Problem requirements: Retype all of the listing exactly, passing over any picture you find.

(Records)
· · · · ·

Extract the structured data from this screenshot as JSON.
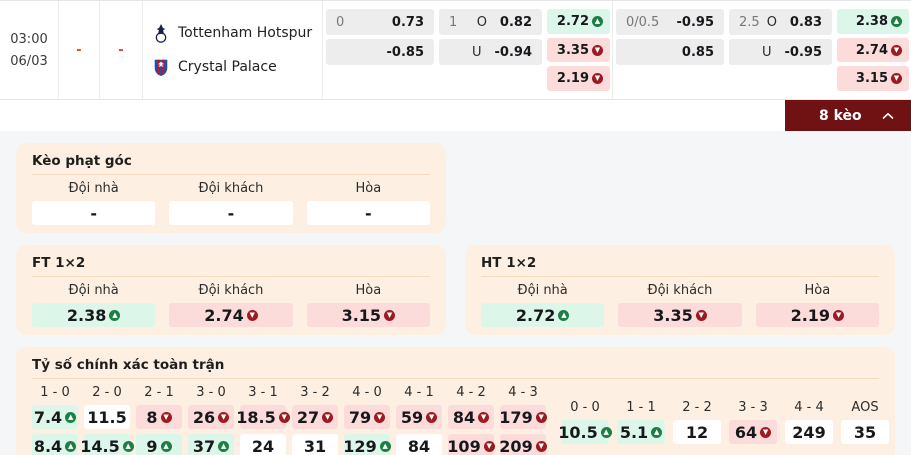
{
  "match": {
    "time": "03:00",
    "date": "06/03",
    "home_score": "-",
    "away_score": "-",
    "home_team": "Tottenham Hotspur",
    "away_team": "Crystal Palace"
  },
  "top_odds": {
    "first_half": {
      "handicap": {
        "line": "0",
        "home": "0.73",
        "away": "-0.85"
      },
      "ou": {
        "line": "1",
        "over_label": "O",
        "over": "0.82",
        "under_label": "U",
        "under": "-0.94"
      },
      "x12": [
        {
          "value": "2.72",
          "trend": "up"
        },
        {
          "value": "3.35",
          "trend": "down"
        },
        {
          "value": "2.19",
          "trend": "down"
        }
      ]
    },
    "full_time": {
      "handicap": {
        "line": "0/0.5",
        "home": "-0.95",
        "away": "0.85"
      },
      "ou": {
        "line": "2.5",
        "over_label": "O",
        "over": "0.83",
        "under_label": "U",
        "under": "-0.95"
      },
      "x12": [
        {
          "value": "2.38",
          "trend": "up"
        },
        {
          "value": "2.74",
          "trend": "down"
        },
        {
          "value": "3.15",
          "trend": "down"
        }
      ]
    }
  },
  "keo_bar": {
    "label": "8 kèo"
  },
  "corner": {
    "title": "Kèo phạt góc",
    "headers": [
      "Đội nhà",
      "Đội khách",
      "Hòa"
    ],
    "cells": [
      {
        "value": "-"
      },
      {
        "value": "-"
      },
      {
        "value": "-"
      }
    ]
  },
  "ft": {
    "title": "FT 1×2",
    "headers": [
      "Đội nhà",
      "Đội khách",
      "Hòa"
    ],
    "cells": [
      {
        "value": "2.38",
        "trend": "up"
      },
      {
        "value": "2.74",
        "trend": "down"
      },
      {
        "value": "3.15",
        "trend": "down"
      }
    ]
  },
  "ht": {
    "title": "HT 1×2",
    "headers": [
      "Đội nhà",
      "Đội khách",
      "Hòa"
    ],
    "cells": [
      {
        "value": "2.72",
        "trend": "up"
      },
      {
        "value": "3.35",
        "trend": "down"
      },
      {
        "value": "2.19",
        "trend": "down"
      }
    ]
  },
  "exact": {
    "title": "Tỷ số chính xác toàn trận",
    "win_columns": [
      {
        "score": "1 - 0",
        "row1": {
          "value": "7.4",
          "trend": "up"
        },
        "row2": {
          "value": "8.4",
          "trend": "up"
        }
      },
      {
        "score": "2 - 0",
        "row1": {
          "value": "11.5"
        },
        "row2": {
          "value": "14.5",
          "trend": "up"
        }
      },
      {
        "score": "2 - 1",
        "row1": {
          "value": "8",
          "trend": "down"
        },
        "row2": {
          "value": "9",
          "trend": "up"
        }
      },
      {
        "score": "3 - 0",
        "row1": {
          "value": "26",
          "trend": "down"
        },
        "row2": {
          "value": "37",
          "trend": "up"
        }
      },
      {
        "score": "3 - 1",
        "row1": {
          "value": "18.5",
          "trend": "down"
        },
        "row2": {
          "value": "24"
        }
      },
      {
        "score": "3 - 2",
        "row1": {
          "value": "27",
          "trend": "down"
        },
        "row2": {
          "value": "31"
        }
      },
      {
        "score": "4 - 0",
        "row1": {
          "value": "79",
          "trend": "down"
        },
        "row2": {
          "value": "129",
          "trend": "up"
        }
      },
      {
        "score": "4 - 1",
        "row1": {
          "value": "59",
          "trend": "down"
        },
        "row2": {
          "value": "84"
        }
      },
      {
        "score": "4 - 2",
        "row1": {
          "value": "84",
          "trend": "down"
        },
        "row2": {
          "value": "109",
          "trend": "down"
        }
      },
      {
        "score": "4 - 3",
        "row1": {
          "value": "179",
          "trend": "down"
        },
        "row2": {
          "value": "209",
          "trend": "down"
        }
      }
    ],
    "draw_columns": [
      {
        "score": "0 - 0",
        "cell": {
          "value": "10.5",
          "trend": "up"
        }
      },
      {
        "score": "1 - 1",
        "cell": {
          "value": "5.1",
          "trend": "up"
        }
      },
      {
        "score": "2 - 2",
        "cell": {
          "value": "12"
        }
      },
      {
        "score": "3 - 3",
        "cell": {
          "value": "64",
          "trend": "down"
        }
      },
      {
        "score": "4 - 4",
        "cell": {
          "value": "249"
        }
      },
      {
        "score": "AOS",
        "cell": {
          "value": "35"
        }
      }
    ]
  },
  "icons": {
    "up_arrow": "▲",
    "down_arrow": "▼",
    "chevron_up": "^"
  },
  "colors": {
    "accent_maroon": "#701113",
    "up_green_bg": "#dcf7ea",
    "down_red_bg": "#fbdcda",
    "up_arrow": "#1d7f45",
    "down_arrow": "#9c1b22",
    "card_peach": "#fdf0e3",
    "score_dash_red": "#e8432e"
  }
}
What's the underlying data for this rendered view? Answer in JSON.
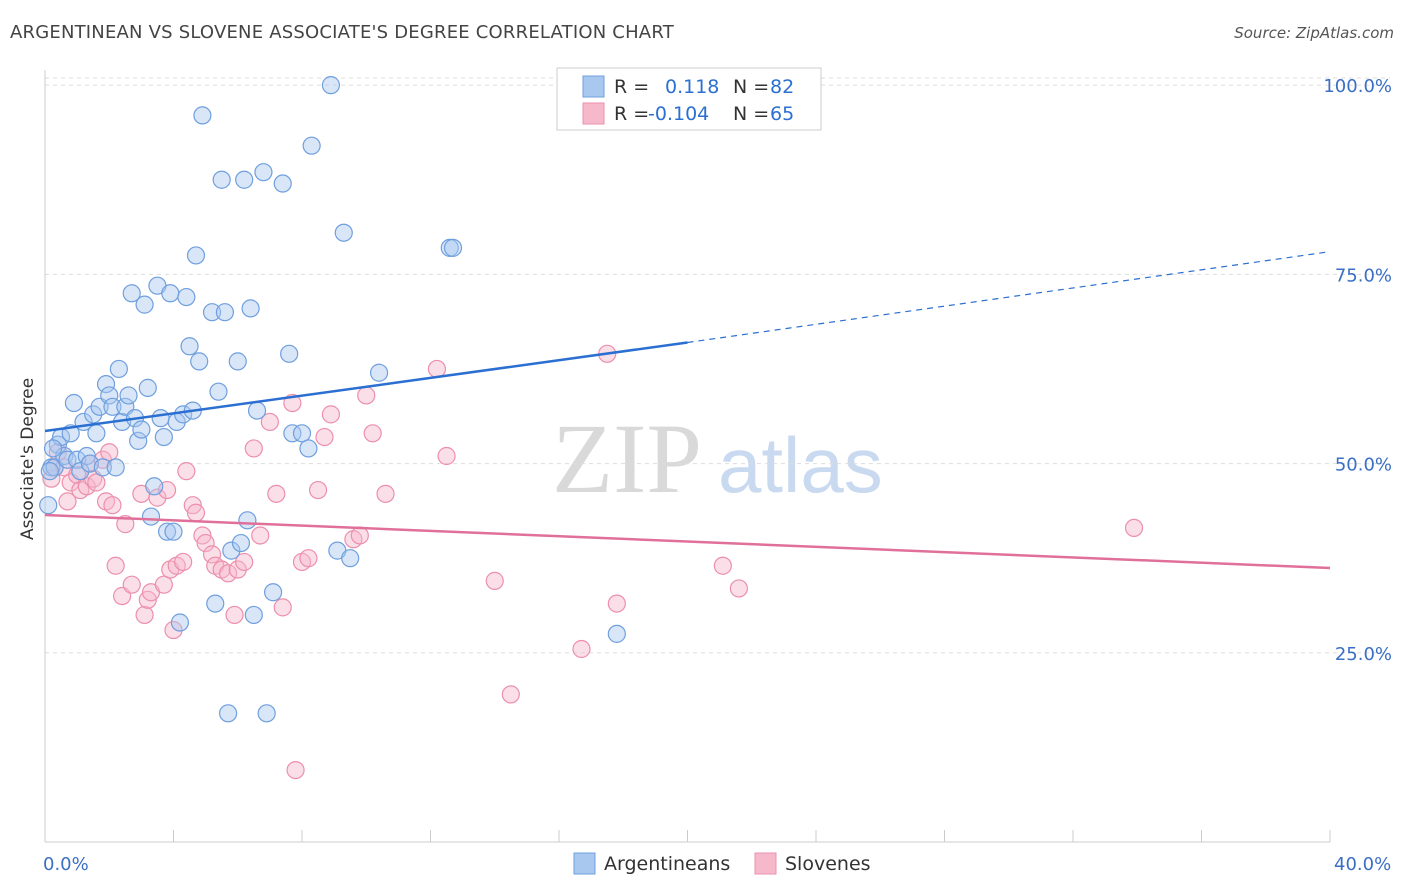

· · · · ·

Final result:
Extract the structured data from this screenshot as JSON.
{
  "match": {
    "time": "03:00",
    "date": "06/03",
    "home_score": "-",
    "away_score": "-",
    "home_team": "Tottenham Hotspur",
    "away_team": "Crystal Palace"
  },
  "top_odds": {
    "first_half": {
      "handicap": {
        "line": "0",
        "home": "0.73",
        "away": "-0.85"
      },
      "ou": {
        "line": "1",
        "over_label": "O",
        "over": "0.82",
        "under_label": "U",
        "under": "-0.94"
      },
      "x12": [
        {
          "value": "2.72",
          "trend": "up"
        },
        {
          "value": "3.35",
          "trend": "down"
        },
        {
          "value": "2.19",
          "trend": "down"
        }
      ]
    },
    "full_time": {
      "handicap": {
        "line": "0/0.5",
        "home": "-0.95",
        "away": "0.85"
      },
      "ou": {
        "line": "2.5",
        "over_label": "O",
        "over": "0.83",
        "under_label": "U",
        "under": "-0.95"
      },
      "x12": [
        {
          "value": "2.38",
          "trend": "up"
        },
        {
          "value": "2.74",
          "trend": "down"
        },
        {
          "value": "3.15",
          "trend": "down"
        }
      ]
    }
  },
  "keo_bar": {
    "label": "8 kèo"
  },
  "corner": {
    "title": "Kèo phạt góc",
    "headers": [
      "Đội nhà",
      "Đội khách",
      "Hòa"
    ],
    "cells": [
      {
        "value": "-"
      },
      {
        "value": "-"
      },
      {
        "value": "-"
      }
    ]
  },
  "ft": {
    "title": "FT 1×2",
    "headers": [
      "Đội nhà",
      "Đội khách",
      "Hòa"
    ],
    "cells": [
      {
        "value": "2.38",
        "trend": "up"
      },
      {
        "value": "2.74",
        "trend": "down"
      },
      {
        "value": "3.15",
        "trend": "down"
      }
    ]
  },
  "ht": {
    "title": "HT 1×2",
    "headers": [
      "Đội nhà",
      "Đội khách",
      "Hòa"
    ],
    "cells": [
      {
        "value": "2.72",
        "trend": "up"
      },
      {
        "value": "3.35",
        "trend": "down"
      },
      {
        "value": "2.19",
        "trend": "down"
      }
    ]
  },
  "exact": {
    "title": "Tỷ số chính xác toàn trận",
    "win_columns": [
      {
        "score": "1 - 0",
        "row1": {
          "value": "7.4",
          "trend": "up"
        },
        "row2": {
          "value": "8.4",
          "trend": "up"
        }
      },
      {
        "score": "2 - 0",
        "row1": {
          "value": "11.5"
        },
        "row2": {
          "value": "14.5",
          "trend": "up"
        }
      },
      {
        "score": "2 - 1",
        "row1": {
          "value": "8",
          "trend": "down"
        },
        "row2": {
          "value": "9",
          "trend": "up"
        }
      },
      {
        "score": "3 - 0",
        "row1": {
          "value": "26",
          "trend": "down"
        },
        "row2": {
          "value": "37",
          "trend": "up"
        }
      },
      {
        "score": "3 - 1",
        "row1": {
          "value": "18.5",
          "trend": "down"
        },
        "row2": {
          "value": "24"
        }
      },
      {
        "score": "3 - 2",
        "row1": {
          "value": "27",
          "trend": "down"
        },
        "row2": {
          "value": "31"
        }
      },
      {
        "score": "4 - 0",
        "row1": {
          "value": "79",
          "trend": "down"
        },
        "row2": {
          "value": "129",
          "trend": "up"
        }
      },
      {
        "score": "4 - 1",
        "row1": {
          "value": "59",
          "trend": "down"
        },
        "row2": {
          "value": "84"
        }
      },
      {
        "score": "4 - 2",
        "row1": {
          "value": "84",
          "trend": "down"
        },
        "row2": {
          "value": "109",
          "trend": "down"
        }
      },
      {
        "score": "4 - 3",
        "row1": {
          "value": "179",
          "trend": "down"
        },
        "row2": {
          "value": "209",
          "trend": "down"
        }
      }
    ],
    "draw_columns": [
      {
        "score": "0 - 0",
        "cell": {
          "value": "10.5",
          "trend": "up"
        }
      },
      {
        "score": "1 - 1",
        "cell": {
          "value": "5.1",
          "trend": "up"
        }
      },
      {
        "score": "2 - 2",
        "cell": {
          "value": "12"
        }
      },
      {
        "score": "3 - 3",
        "cell": {
          "value": "64",
          "trend": "down"
        }
      },
      {
        "score": "4 - 4",
        "cell": {
          "value": "249"
        }
      },
      {
        "score": "AOS",
        "cell": {
          "value": "35"
        }
      }
    ]
  },
  "icons": {
    "up_arrow": "▲",
    "down_arrow": "▼",
    "chevron_up": "^"
  },
  "colors": {
    "accent_maroon": "#701113",
    "up_green_bg": "#dcf7ea",
    "down_red_bg": "#fbdcda",
    "up_arrow": "#1d7f45",
    "down_arrow": "#9c1b22",
    "card_peach": "#fdf0e3",
    "score_dash_red": "#e8432e"
  }
}
What's the underlying data for this rendered view? Answer in JSON.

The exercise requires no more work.